Exercise goal
Each record must be retyped in full. No character may differ.

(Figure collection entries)
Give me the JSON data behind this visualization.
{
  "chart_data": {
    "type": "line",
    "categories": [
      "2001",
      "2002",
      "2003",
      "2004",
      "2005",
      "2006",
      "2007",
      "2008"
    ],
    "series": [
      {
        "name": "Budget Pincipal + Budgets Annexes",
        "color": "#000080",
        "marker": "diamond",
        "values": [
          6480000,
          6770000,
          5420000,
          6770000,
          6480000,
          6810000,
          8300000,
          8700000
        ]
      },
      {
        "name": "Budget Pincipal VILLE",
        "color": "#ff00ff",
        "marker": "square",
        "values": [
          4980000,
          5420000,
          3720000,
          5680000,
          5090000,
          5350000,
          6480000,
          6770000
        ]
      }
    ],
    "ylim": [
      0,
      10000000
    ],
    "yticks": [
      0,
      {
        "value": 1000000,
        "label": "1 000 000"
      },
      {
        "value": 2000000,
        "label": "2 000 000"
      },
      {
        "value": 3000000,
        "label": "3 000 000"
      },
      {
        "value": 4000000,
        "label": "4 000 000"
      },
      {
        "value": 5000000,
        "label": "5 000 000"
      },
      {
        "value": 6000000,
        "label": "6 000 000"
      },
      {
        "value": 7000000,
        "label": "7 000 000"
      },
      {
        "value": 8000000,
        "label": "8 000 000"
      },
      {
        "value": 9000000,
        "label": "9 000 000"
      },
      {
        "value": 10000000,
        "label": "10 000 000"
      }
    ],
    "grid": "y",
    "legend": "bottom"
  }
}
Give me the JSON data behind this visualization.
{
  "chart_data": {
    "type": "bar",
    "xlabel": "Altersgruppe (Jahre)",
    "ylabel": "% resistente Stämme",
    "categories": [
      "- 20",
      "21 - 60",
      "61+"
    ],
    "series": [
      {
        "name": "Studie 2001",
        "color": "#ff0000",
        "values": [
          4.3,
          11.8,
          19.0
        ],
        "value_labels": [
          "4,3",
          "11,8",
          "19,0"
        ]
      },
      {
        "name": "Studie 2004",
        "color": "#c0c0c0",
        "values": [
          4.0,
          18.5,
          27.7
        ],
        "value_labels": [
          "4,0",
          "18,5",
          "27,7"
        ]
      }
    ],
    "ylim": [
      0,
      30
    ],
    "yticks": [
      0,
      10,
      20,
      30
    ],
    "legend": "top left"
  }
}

Answer for the task
Give me the JSON data behind this visualization.
{
  "chart_data": {
    "type": "line",
    "categories": [
      "2001",
      "2002",
      "2003",
      "2004",
      "2005",
      "2006",
      "2007",
      "2008"
    ],
    "series": [
      {
        "name": "Budget Pincipal + Budgets Annexes",
        "color": "#000080",
        "marker": "diamond",
        "values": [
          6480000,
          6770000,
          5420000,
          6770000,
          6480000,
          6810000,
          8300000,
          8700000
        ]
      },
      {
        "name": "Budget Pincipal VILLE",
        "color": "#ff00ff",
        "marker": "square",
        "values": [
          4980000,
          5420000,
          3720000,
          5680000,
          5090000,
          5350000,
          6480000,
          6770000
        ]
      }
    ],
    "ylim": [
      0,
      10000000
    ],
    "yticks": [
      0,
      {
        "value": 1000000,
        "label": "1 000 000"
      },
      {
        "value": 2000000,
        "label": "2 000 000"
      },
      {
        "value": 3000000,
        "label": "3 000 000"
      },
      {
        "value": 4000000,
        "label": "4 000 000"
      },
      {
        "value": 5000000,
        "label": "5 000 000"
      },
      {
        "value": 6000000,
        "label": "6 000 000"
      },
      {
        "value": 7000000,
        "label": "7 000 000"
      },
      {
        "value": 8000000,
        "label": "8 000 000"
      },
      {
        "value": 9000000,
        "label": "9 000 000"
      },
      {
        "value": 10000000,
        "label": "10 000 000"
      }
    ],
    "grid": "y",
    "legend": "bottom"
  }
}
Give me the JSON data behind this visualization.
{
  "chart_data": {
    "type": "bar",
    "xlabel": "Altersgruppe (Jahre)",
    "ylabel": "% resistente Stämme",
    "categories": [
      "- 20",
      "21 - 60",
      "61+"
    ],
    "series": [
      {
        "name": "Studie 2001",
        "color": "#ff0000",
        "values": [
          4.3,
          11.8,
          19.0
        ],
        "value_labels": [
          "4,3",
          "11,8",
          "19,0"
        ]
      },
      {
        "name": "Studie 2004",
        "color": "#c0c0c0",
        "values": [
          4.0,
          18.5,
          27.7
        ],
        "value_labels": [
          "4,0",
          "18,5",
          "27,7"
        ]
      }
    ],
    "ylim": [
      0,
      30
    ],
    "yticks": [
      0,
      10,
      20,
      30
    ],
    "legend": "top left"
  }
}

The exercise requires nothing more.